● Task instructions: Rewrite the entries from the first line through the line containing "footer-marking: CONFIDENTIAL —", substituting "UN Security Council" for "Security Council" and leaving everything else in those lines unchanged.
**********
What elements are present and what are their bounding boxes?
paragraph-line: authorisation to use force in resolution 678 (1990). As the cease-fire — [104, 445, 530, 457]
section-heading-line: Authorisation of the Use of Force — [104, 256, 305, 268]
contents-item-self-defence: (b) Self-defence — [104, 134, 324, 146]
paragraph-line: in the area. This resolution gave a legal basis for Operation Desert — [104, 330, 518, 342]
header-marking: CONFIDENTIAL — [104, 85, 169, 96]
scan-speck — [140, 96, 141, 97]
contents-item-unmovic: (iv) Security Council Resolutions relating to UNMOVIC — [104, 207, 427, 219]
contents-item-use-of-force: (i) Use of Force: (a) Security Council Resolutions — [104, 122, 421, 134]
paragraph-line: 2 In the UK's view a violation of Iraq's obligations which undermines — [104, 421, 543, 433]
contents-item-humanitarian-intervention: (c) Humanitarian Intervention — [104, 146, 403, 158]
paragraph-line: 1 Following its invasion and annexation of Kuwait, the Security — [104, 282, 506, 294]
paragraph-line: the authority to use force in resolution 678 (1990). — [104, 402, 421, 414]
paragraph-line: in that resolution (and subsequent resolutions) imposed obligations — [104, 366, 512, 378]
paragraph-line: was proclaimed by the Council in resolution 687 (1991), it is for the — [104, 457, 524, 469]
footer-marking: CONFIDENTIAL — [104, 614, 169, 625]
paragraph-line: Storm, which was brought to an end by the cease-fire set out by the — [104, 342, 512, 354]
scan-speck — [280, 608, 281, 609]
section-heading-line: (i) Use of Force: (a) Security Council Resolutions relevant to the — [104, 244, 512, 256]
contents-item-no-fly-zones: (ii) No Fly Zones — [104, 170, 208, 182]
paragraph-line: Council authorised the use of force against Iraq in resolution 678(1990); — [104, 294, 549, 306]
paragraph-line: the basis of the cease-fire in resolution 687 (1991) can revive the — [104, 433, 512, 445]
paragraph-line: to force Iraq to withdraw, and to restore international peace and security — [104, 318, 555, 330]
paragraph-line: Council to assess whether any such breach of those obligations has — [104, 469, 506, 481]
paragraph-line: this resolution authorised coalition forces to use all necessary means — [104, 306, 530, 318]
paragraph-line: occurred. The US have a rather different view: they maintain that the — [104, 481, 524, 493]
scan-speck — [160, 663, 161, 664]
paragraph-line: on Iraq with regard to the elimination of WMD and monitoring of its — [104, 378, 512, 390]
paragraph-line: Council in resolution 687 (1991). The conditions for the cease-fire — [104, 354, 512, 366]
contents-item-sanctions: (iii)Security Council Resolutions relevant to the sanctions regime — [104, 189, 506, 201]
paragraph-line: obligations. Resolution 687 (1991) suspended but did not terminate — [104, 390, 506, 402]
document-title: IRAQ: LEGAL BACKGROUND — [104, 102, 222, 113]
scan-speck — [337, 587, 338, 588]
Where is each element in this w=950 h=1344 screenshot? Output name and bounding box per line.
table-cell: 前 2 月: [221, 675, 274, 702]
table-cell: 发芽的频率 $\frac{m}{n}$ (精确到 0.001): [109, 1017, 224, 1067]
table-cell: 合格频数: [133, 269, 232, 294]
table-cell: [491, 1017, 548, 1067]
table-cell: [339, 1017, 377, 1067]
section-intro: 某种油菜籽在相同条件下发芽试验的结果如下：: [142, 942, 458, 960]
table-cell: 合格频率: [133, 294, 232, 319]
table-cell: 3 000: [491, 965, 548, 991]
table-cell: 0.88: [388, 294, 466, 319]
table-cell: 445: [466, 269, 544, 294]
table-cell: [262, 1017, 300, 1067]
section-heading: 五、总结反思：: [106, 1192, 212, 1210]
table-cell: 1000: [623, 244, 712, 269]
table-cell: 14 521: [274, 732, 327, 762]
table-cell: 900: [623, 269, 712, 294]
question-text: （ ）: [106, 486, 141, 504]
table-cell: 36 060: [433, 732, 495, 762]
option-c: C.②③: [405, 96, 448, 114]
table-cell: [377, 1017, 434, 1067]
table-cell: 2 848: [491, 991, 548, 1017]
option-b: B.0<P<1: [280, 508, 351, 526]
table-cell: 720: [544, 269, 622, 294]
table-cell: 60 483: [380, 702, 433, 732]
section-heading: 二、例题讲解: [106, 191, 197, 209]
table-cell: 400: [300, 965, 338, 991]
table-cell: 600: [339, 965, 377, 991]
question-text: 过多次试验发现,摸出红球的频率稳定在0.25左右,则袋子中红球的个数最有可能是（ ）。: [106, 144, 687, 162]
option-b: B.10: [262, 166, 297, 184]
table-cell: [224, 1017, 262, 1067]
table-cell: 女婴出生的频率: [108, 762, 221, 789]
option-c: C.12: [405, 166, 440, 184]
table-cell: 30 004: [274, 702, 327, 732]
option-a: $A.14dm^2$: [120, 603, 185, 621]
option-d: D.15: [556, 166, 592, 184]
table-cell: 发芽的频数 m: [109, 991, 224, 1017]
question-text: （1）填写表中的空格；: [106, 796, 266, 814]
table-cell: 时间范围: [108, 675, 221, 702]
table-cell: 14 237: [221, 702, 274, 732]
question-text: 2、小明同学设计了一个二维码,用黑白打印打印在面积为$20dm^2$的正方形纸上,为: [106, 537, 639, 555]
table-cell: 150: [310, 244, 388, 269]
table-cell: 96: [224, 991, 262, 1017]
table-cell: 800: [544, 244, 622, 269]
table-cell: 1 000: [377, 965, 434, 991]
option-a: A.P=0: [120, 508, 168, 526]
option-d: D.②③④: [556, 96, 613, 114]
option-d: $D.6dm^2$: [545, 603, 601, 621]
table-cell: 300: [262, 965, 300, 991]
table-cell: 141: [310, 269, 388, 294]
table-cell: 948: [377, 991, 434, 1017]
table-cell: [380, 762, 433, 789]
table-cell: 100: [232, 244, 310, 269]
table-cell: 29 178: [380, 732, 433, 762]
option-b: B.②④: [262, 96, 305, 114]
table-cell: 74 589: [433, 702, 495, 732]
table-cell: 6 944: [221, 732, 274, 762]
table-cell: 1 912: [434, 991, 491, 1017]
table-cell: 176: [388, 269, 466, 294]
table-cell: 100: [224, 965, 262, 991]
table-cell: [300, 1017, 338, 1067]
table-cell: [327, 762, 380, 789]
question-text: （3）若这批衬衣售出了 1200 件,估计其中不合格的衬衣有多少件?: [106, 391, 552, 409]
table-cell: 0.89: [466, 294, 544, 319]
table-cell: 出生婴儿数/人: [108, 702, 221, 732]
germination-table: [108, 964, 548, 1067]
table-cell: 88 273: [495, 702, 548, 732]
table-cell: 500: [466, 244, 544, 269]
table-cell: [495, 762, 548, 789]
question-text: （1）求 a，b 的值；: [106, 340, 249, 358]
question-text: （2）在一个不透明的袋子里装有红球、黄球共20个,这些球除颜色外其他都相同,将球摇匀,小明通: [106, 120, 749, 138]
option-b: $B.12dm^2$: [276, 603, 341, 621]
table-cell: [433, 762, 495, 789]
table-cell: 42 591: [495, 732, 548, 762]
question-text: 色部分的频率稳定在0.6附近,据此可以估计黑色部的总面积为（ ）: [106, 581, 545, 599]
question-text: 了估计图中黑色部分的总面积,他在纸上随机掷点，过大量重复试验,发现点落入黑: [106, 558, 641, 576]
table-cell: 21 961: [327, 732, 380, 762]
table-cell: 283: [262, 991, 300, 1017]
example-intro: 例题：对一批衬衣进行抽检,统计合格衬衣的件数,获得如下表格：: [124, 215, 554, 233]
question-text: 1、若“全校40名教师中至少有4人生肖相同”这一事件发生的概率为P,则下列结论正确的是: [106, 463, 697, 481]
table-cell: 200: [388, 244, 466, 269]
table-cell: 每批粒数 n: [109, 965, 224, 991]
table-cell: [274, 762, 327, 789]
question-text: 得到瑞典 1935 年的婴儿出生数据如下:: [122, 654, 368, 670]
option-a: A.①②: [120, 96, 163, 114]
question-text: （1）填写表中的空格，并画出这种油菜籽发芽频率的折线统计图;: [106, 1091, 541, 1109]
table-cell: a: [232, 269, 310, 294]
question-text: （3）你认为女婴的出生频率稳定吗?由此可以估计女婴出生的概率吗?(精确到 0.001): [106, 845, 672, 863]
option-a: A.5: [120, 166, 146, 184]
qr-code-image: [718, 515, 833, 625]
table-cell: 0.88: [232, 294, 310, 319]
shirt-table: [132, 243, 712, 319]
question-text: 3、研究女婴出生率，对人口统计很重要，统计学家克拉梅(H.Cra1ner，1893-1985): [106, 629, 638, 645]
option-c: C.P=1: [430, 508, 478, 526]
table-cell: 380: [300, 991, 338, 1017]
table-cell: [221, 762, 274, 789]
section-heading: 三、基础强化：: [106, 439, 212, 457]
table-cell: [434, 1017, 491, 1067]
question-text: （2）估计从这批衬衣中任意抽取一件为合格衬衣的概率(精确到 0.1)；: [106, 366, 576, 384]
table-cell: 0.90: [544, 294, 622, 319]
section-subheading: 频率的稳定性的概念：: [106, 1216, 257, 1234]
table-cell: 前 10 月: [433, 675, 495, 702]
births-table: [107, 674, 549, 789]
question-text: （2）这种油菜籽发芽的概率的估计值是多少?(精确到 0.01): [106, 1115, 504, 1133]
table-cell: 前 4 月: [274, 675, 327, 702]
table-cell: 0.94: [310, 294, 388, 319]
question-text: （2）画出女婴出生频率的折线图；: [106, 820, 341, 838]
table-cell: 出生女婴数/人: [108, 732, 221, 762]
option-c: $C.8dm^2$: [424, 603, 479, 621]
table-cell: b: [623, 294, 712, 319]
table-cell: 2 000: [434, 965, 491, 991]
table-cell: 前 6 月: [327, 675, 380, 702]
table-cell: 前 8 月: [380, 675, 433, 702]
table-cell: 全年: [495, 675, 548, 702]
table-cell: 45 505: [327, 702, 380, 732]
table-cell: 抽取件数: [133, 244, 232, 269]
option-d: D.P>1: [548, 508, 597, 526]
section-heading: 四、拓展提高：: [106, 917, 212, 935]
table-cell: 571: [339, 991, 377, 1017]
**********
● The result:
What elements are present and what are their bounding boxes?
paragraph-line: authorisation to use force in resolution 678 (1990). As the cease-fire — [104, 445, 530, 457]
section-heading-line: Authorisation of the Use of Force — [104, 256, 305, 268]
contents-item-self-defence: (b) Self-defence — [104, 134, 324, 146]
paragraph-line: in the area. This resolution gave a legal basis for Operation Desert — [104, 330, 518, 342]
header-marking: CONFIDENTIAL — [104, 85, 169, 96]
scan-speck — [140, 96, 141, 97]
contents-item-unmovic: (iv) UN Security Council Resolutions relating to UNMOVIC — [104, 207, 427, 219]
contents-item-use-of-force: (i) Use of Force: (a) UN Security Council Resolutions — [104, 122, 421, 134]
paragraph-line: 2 In the UK's view a violation of Iraq's obligations which undermines — [104, 421, 543, 433]
contents-item-humanitarian-intervention: (c) Humanitarian Intervention — [104, 146, 403, 158]
paragraph-line: 1 Following its invasion and annexation of Kuwait, the Security — [104, 282, 506, 294]
paragraph-line: the authority to use force in resolution 678 (1990). — [104, 402, 421, 414]
paragraph-line: in that resolution (and subsequent resolutions) imposed obligations — [104, 366, 512, 378]
paragraph-line: was proclaimed by the Council in resolution 687 (1991), it is for the — [104, 457, 524, 469]
footer-marking: CONFIDENTIAL — [104, 614, 169, 625]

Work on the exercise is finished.